■ **INFORMATION SUPPLIED**:
begin
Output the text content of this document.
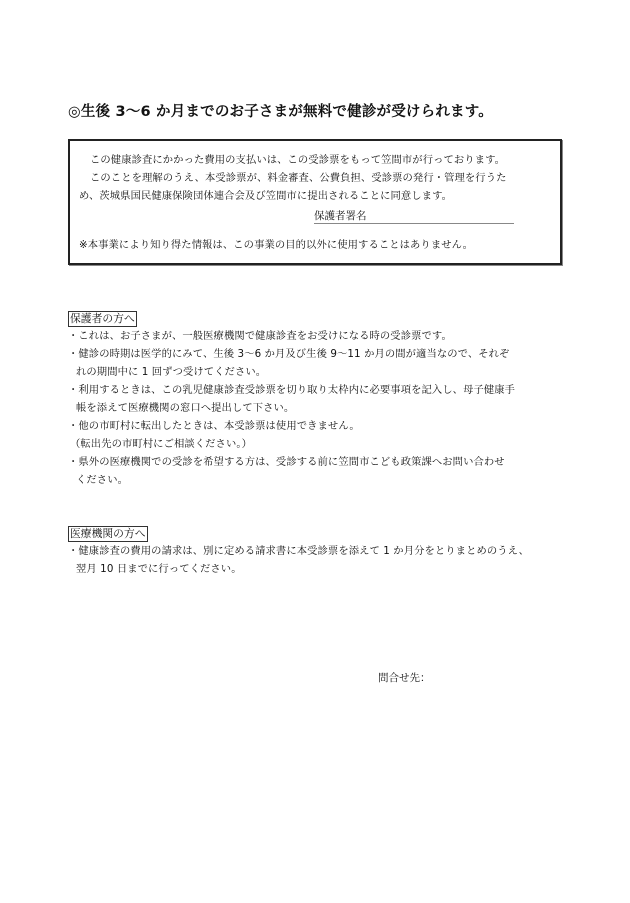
◎生後 3〜6 か月までのお子さまが無料で健診が受けられます。
この健康診査にかかった費用の支払いは、この受診票をもって笠間市が行っております。
このことを理解のうえ、本受診票が、料金審査、公費負担、受診票の発行・管理を行うた
め、茨城県国民健康保険団体連合会及び笠間市に提出されることに同意します。
保護者署名
※本事業により知り得た情報は、この事業の目的以外に使用することはありません。
保護者の方へ
・これは、お子さまが、一般医療機関で健康診査をお受けになる時の受診票です。
・健診の時期は医学的にみて、生後 3〜6 か月及び生後 9〜11 か月の間が適当なので、それぞ
れの期間中に 1 回ずつ受けてください。
・利用するときは、この乳児健康診査受診票を切り取り太枠内に必要事項を記入し、母子健康手
帳を添えて医療機関の窓口へ提出して下さい。
・他の市町村に転出したときは、本受診票は使用できません。
（転出先の市町村にご相談ください。）
・県外の医療機関での受診を希望する方は、受診する前に笠間市こども政策課へお問い合わせ
ください。
医療機関の方へ
・健康診査の費用の請求は、別に定める請求書に本受診票を添えて 1 か月分をとりまとめのうえ、
翌月 10 日までに行ってください。
問合せ先：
end
■ **INSTRUCTION**:
Return the entries unchanged, save for the pictures, which do not belong in the copy.

■ **RESULT BELOW**:
Output the text content of this document.
◎生後 3〜6 か月までのお子さまが無料で健診が受けられます。
この健康診査にかかった費用の支払いは、この受診票をもって笠間市が行っております。
このことを理解のうえ、本受診票が、料金審査、公費負担、受診票の発行・管理を行うた
め、茨城県国民健康保険団体連合会及び笠間市に提出されることに同意します。
保護者署名
※本事業により知り得た情報は、この事業の目的以外に使用することはありません。
保護者の方へ
・これは、お子さまが、一般医療機関で健康診査をお受けになる時の受診票です。
・健診の時期は医学的にみて、生後 3〜6 か月及び生後 9〜11 か月の間が適当なので、それぞ
れの期間中に 1 回ずつ受けてください。
・利用するときは、この乳児健康診査受診票を切り取り太枠内に必要事項を記入し、母子健康手
帳を添えて医療機関の窓口へ提出して下さい。
・他の市町村に転出したときは、本受診票は使用できません。
（転出先の市町村にご相談ください。）
・県外の医療機関での受診を希望する方は、受診する前に笠間市こども政策課へお問い合わせ
ください。
医療機関の方へ
・健康診査の費用の請求は、別に定める請求書に本受診票を添えて 1 か月分をとりまとめのうえ、
翌月 10 日までに行ってください。
問合せ先：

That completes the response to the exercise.